TASK STATEMENT: For every line in the data below that contains "grade", copy the line.

GIVEN DATA:
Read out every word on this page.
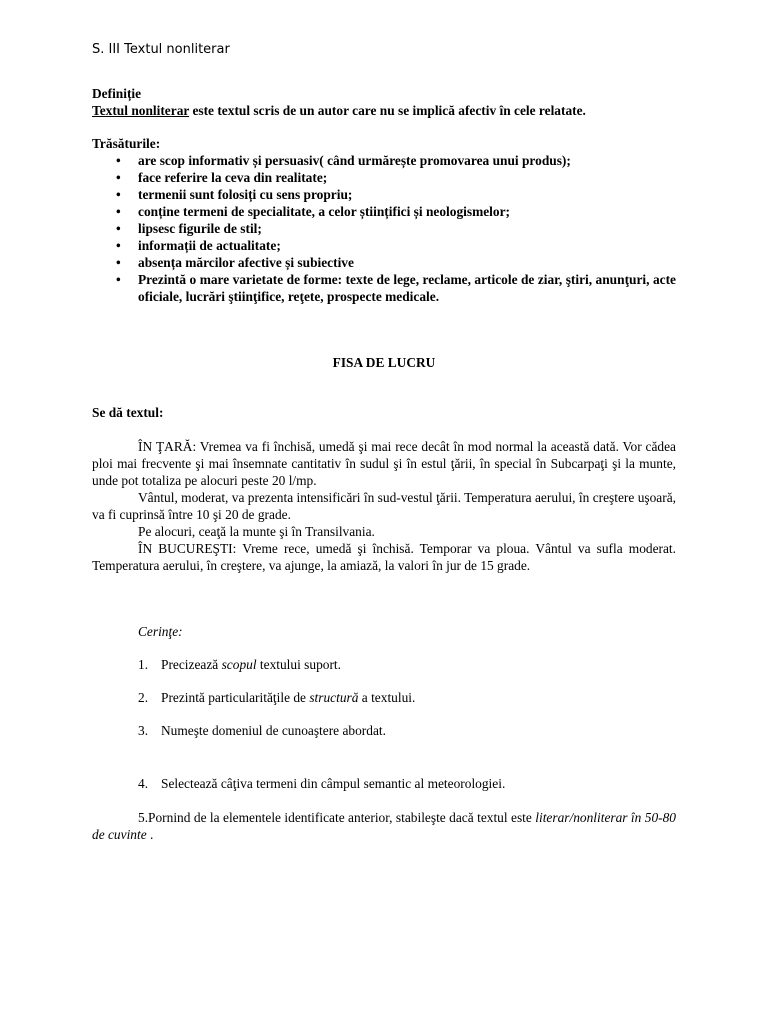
S. III Textul nonliterar
Definiție
Textul nonliterar este textul scris de un autor care nu se implică afectiv în cele relatate.
Trăsăturile:
• are scop informativ și persuasiv( când urmărește promovarea unui produs);
• face referire la ceva din realitate;
• termenii sunt folosiți cu sens propriu;
• conține termeni de specialitate, a celor științifici și neologismelor;
• lipsesc figurile de stil;
• informații de actualitate;
• absența mărcilor afective și subiective
• Prezintă o mare varietate de forme: texte de lege, reclame, articole de ziar, ştiri, anunţuri, acte oficiale, lucrări ştiinţifice, reţete, prospecte medicale.
FISA DE LUCRU
Se dă textul:
ÎN ŢARĂ: Vremea va fi închisă, umedă şi mai rece decât în mod normal la această dată. Vor cădea ploi mai frecvente şi mai însemnate cantitativ în sudul şi în estul ţării, în special în Subcarpaţi şi la munte, unde pot totaliza pe alocuri peste 20 l/mp.
Vântul, moderat, va prezenta intensificări în sud-vestul ţării. Temperatura aerului, în creştere uşoară, va fi cuprinsă între 10 şi 20 de grade.
Pe alocuri, ceaţă la munte şi în Transilvania.
ÎN BUCUREŞTI: Vreme rece, umedă şi închisă. Temporar va ploua. Vântul va sufla moderat. Temperatura aerului, în creştere, va ajunge, la amiază, la valori în jur de 15 grade.
Cerinţe:
1. Precizează scopul textului suport.
2. Prezintă particularităţile de structură a textului.
3. Numeşte domeniul de cunoaştere abordat.
4. Selectează câţiva termeni din câmpul semantic al meteorologiei.
5.Pornind de la elementele identificate anterior, stabileşte dacă textul este literar/nonliterar în 50-80 de cuvinte .
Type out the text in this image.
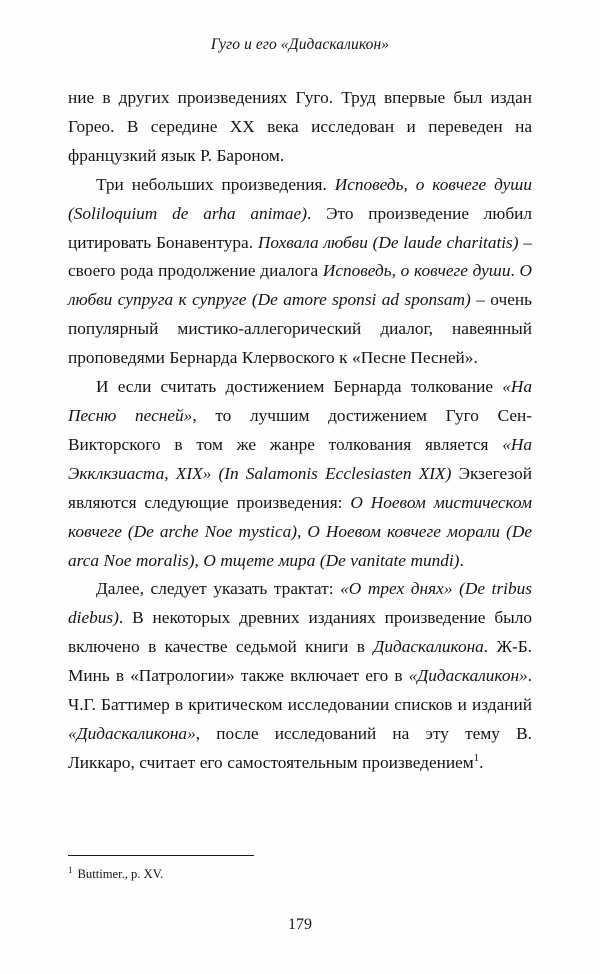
Гуго и его «Дидаскаликон»

ние в других произведениях Гуго. Труд впервые был издан Горео. В середине XX века исследован и переведен на французкий язык Р. Бароном.

Три небольших произведения. Исповедь, о ковчеге души (Soliloquium de arha animae). Это произведение любил цитировать Бонавентура. Похвала любви (De laude charitatis) – своего рода продолжение диалога Исповедь, о ковчеге души. О любви супруга к супруге (De amore sponsi ad sponsam) – очень популярный мистико-аллегорический диалог, навеянный проповедями Бернарда Клервоского к «Песне Песней».

И если считать достижением Бернарда толкование «На Песню песней», то лучшим достижением Гуго Сен-Викторского в том же жанре толкования является «На Экклкзиаста, XIX» (In Salamonis Ecclesiasten XIX) Экзегезой являются следующие произведения: О Ноевом мистическом ковчеге (De arche Noe mystica), О Ноевом ковчеге морали (De arca Noe moralis), О тщете мира (De vanitate mundi).

Далее, следует указать трактат: «О трех днях» (De tribus diebus). В некоторых древних изданиях произведение было включено в качестве седьмой книги в Дидаскаликона. Ж-Б. Минь в «Патрологии» также включает его в «Дидаскаликон». Ч.Г. Баттимер в критическом исследовании списков и изданий «Дидаскаликона», после исследований на эту тему В. Ликкаро, считает его самостоятельным произведением$^1$.

$^1$ Buttimer., p. XV.
179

ANSWER TO THE EXERCISE:
Vântul, moderat, va prezenta intensificări în sud-vestul ţării. Temperatura aerului, în creştere uşoară, va fi cuprinsă între 10 şi 20 de grade.
ÎN BUCUREŞTI: Vreme rece, umedă şi închisă. Temporar va ploua. Vântul va sufla moderat. Temperatura aerului, în creştere, va ajunge, la amiază, la valori în jur de 15 grade.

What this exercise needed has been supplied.